→ THE DATA
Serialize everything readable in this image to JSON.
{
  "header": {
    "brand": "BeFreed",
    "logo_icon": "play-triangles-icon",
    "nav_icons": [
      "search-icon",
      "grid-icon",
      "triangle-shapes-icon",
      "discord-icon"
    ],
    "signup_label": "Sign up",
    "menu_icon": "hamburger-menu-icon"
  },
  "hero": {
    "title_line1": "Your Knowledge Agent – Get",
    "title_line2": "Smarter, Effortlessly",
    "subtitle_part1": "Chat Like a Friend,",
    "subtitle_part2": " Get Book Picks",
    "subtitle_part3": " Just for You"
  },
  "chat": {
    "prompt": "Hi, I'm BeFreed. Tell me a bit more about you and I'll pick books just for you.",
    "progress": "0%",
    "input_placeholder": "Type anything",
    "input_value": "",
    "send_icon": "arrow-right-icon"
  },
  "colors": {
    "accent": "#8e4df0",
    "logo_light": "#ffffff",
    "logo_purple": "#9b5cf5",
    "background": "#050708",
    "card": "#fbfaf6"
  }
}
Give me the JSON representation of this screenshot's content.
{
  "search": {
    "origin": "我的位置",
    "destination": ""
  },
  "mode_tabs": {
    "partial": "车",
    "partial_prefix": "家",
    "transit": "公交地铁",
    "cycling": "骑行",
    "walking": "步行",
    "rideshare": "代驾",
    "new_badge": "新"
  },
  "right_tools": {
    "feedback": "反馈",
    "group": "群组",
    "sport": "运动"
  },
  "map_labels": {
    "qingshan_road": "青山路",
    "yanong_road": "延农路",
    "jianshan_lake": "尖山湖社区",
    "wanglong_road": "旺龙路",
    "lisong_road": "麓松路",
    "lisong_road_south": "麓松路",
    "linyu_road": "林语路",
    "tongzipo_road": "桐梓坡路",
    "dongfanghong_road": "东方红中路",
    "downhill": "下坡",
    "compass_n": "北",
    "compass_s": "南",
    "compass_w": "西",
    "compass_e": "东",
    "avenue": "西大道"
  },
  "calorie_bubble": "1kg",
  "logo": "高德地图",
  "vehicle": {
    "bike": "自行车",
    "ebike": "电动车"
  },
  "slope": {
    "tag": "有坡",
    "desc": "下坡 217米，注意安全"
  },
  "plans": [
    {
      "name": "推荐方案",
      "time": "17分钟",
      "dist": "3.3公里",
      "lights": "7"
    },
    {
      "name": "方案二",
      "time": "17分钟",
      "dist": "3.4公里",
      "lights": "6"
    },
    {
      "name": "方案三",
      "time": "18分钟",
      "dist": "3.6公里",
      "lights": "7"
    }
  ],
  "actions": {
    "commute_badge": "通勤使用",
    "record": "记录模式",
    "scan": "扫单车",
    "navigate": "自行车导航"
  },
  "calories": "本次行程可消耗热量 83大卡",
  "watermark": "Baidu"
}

==

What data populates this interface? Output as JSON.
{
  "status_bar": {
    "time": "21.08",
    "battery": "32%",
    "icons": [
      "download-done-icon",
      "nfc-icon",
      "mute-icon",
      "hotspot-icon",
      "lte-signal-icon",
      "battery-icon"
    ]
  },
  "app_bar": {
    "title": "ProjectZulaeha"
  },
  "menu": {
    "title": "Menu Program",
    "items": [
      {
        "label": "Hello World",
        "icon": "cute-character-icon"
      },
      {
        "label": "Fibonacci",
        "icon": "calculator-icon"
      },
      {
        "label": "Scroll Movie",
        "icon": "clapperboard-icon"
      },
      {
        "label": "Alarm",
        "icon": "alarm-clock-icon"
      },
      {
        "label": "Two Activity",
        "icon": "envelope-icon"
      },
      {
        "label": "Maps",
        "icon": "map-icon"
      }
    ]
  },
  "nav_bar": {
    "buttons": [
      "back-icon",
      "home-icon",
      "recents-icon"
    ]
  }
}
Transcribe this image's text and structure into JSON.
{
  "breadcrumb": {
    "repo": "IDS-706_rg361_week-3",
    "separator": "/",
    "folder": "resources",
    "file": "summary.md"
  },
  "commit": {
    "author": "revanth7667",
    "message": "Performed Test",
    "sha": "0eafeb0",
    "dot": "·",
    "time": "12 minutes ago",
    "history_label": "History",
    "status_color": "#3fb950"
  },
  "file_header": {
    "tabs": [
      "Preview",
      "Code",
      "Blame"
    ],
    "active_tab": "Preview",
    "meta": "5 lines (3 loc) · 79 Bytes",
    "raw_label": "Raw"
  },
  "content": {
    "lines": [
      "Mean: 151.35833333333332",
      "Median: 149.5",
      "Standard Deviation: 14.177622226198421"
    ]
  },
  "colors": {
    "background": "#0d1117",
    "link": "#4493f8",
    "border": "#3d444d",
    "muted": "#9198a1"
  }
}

→ WRITTEN REQUEST
Find every line in the records above that holds the word "JSON", and copy each one.

→ ANSWER TO THE PROBLEM
Serialize everything readable in this image to JSON.
Give me the JSON representation of this screenshot's content.
What data populates this interface? Output as JSON.
Transcribe this image's text and structure into JSON.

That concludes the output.